▶ [AIM OF THE EXERCISE] Give back the whole listing exactly as shown.

[Saved data entries]
-- Start --

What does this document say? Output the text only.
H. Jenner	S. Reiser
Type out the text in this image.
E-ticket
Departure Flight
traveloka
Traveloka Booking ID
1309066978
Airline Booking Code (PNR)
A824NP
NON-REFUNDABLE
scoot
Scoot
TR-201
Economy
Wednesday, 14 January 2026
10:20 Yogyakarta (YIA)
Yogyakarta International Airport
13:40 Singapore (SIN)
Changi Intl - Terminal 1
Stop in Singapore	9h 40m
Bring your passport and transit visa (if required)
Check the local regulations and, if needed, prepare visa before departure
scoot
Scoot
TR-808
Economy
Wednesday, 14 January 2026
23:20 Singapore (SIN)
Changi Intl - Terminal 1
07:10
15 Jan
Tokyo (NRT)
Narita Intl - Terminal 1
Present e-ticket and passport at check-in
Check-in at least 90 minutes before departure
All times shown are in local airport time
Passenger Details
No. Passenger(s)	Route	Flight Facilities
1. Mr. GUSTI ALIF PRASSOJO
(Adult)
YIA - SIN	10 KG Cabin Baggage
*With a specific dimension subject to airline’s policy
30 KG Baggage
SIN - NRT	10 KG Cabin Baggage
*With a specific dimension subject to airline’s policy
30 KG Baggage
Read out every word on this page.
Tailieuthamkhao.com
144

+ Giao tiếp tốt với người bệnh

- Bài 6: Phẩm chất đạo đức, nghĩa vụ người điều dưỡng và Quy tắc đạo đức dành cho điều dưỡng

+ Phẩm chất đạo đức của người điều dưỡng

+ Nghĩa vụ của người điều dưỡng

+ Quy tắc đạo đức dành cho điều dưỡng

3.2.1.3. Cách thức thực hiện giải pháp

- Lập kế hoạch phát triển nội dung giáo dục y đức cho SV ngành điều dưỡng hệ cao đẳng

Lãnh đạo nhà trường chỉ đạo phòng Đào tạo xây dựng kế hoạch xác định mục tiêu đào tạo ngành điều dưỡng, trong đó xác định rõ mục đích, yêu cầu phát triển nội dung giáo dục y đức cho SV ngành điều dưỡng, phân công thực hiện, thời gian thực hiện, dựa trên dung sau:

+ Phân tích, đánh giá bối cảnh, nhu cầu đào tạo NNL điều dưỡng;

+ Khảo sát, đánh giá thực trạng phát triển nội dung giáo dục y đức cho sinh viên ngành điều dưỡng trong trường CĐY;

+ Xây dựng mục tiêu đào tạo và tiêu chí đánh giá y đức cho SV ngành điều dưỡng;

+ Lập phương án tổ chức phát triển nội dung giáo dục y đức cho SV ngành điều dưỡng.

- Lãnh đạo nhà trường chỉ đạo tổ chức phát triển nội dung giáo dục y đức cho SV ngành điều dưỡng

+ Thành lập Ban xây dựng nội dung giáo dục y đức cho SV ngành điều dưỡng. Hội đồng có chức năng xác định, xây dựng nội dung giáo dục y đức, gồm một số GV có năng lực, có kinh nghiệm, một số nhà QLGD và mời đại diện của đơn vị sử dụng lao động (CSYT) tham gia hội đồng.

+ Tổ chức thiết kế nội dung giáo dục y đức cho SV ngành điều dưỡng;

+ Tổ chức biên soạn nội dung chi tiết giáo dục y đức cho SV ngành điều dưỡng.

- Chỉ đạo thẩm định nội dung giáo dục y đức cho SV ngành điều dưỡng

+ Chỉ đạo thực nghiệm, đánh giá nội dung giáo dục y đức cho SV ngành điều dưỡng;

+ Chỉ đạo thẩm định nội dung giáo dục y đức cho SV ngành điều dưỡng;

-- End --

▶ [WRITTEN REPLY]
What does this document say? Output the text only.
H. Jenner	S. Reiser
Type out the text in this image.
E-ticket
Departure Flight
traveloka
Traveloka Booking ID
1309066978
Airline Booking Code (PNR)
A824NP
NON-REFUNDABLE
scoot
Scoot
TR-201
Economy
Wednesday, 14 January 2026
10:20 Yogyakarta (YIA)
Yogyakarta International Airport
13:40 Singapore (SIN)
Changi Intl - Terminal 1
Stop in Singapore	9h 40m
Bring your passport and transit visa (if required)
Check the local regulations and, if needed, prepare visa before departure
scoot
Scoot
TR-808
Economy
Wednesday, 14 January 2026
23:20 Singapore (SIN)
Changi Intl - Terminal 1
07:10
15 Jan
Tokyo (NRT)
Narita Intl - Terminal 1
Present e-ticket and passport at check-in
Check-in at least 90 minutes before departure
All times shown are in local airport time
Passenger Details
No. Passenger(s)	Route	Flight Facilities
1. Mr. GUSTI ALIF PRASSOJO
(Adult)
YIA - SIN	10 KG Cabin Baggage
*With a specific dimension subject to airline’s policy
30 KG Baggage
SIN - NRT	10 KG Cabin Baggage
*With a specific dimension subject to airline’s policy
30 KG Baggage
Read out every word on this page.
Tailieuthamkhao.com
144

+ Giao tiếp tốt với người bệnh

- Bài 6: Phẩm chất đạo đức, nghĩa vụ người điều dưỡng và Quy tắc đạo đức dành cho điều dưỡng

+ Phẩm chất đạo đức của người điều dưỡng

+ Nghĩa vụ của người điều dưỡng

+ Quy tắc đạo đức dành cho điều dưỡng

3.2.1.3. Cách thức thực hiện giải pháp

- Lập kế hoạch phát triển nội dung giáo dục y đức cho SV ngành điều dưỡng hệ cao đẳng

Lãnh đạo nhà trường chỉ đạo phòng Đào tạo xây dựng kế hoạch xác định mục tiêu đào tạo ngành điều dưỡng, trong đó xác định rõ mục đích, yêu cầu phát triển nội dung giáo dục y đức cho SV ngành điều dưỡng, phân công thực hiện, thời gian thực hiện, dựa trên dung sau:

+ Phân tích, đánh giá bối cảnh, nhu cầu đào tạo NNL điều dưỡng;

+ Khảo sát, đánh giá thực trạng phát triển nội dung giáo dục y đức cho sinh viên ngành điều dưỡng trong trường CĐY;

+ Xây dựng mục tiêu đào tạo và tiêu chí đánh giá y đức cho SV ngành điều dưỡng;

+ Lập phương án tổ chức phát triển nội dung giáo dục y đức cho SV ngành điều dưỡng.

- Lãnh đạo nhà trường chỉ đạo tổ chức phát triển nội dung giáo dục y đức cho SV ngành điều dưỡng

+ Thành lập Ban xây dựng nội dung giáo dục y đức cho SV ngành điều dưỡng. Hội đồng có chức năng xác định, xây dựng nội dung giáo dục y đức, gồm một số GV có năng lực, có kinh nghiệm, một số nhà QLGD và mời đại diện của đơn vị sử dụng lao động (CSYT) tham gia hội đồng.

+ Tổ chức thiết kế nội dung giáo dục y đức cho SV ngành điều dưỡng;

+ Tổ chức biên soạn nội dung chi tiết giáo dục y đức cho SV ngành điều dưỡng.

- Chỉ đạo thẩm định nội dung giáo dục y đức cho SV ngành điều dưỡng

+ Chỉ đạo thực nghiệm, đánh giá nội dung giáo dục y đức cho SV ngành điều dưỡng;

+ Chỉ đạo thẩm định nội dung giáo dục y đức cho SV ngành điều dưỡng;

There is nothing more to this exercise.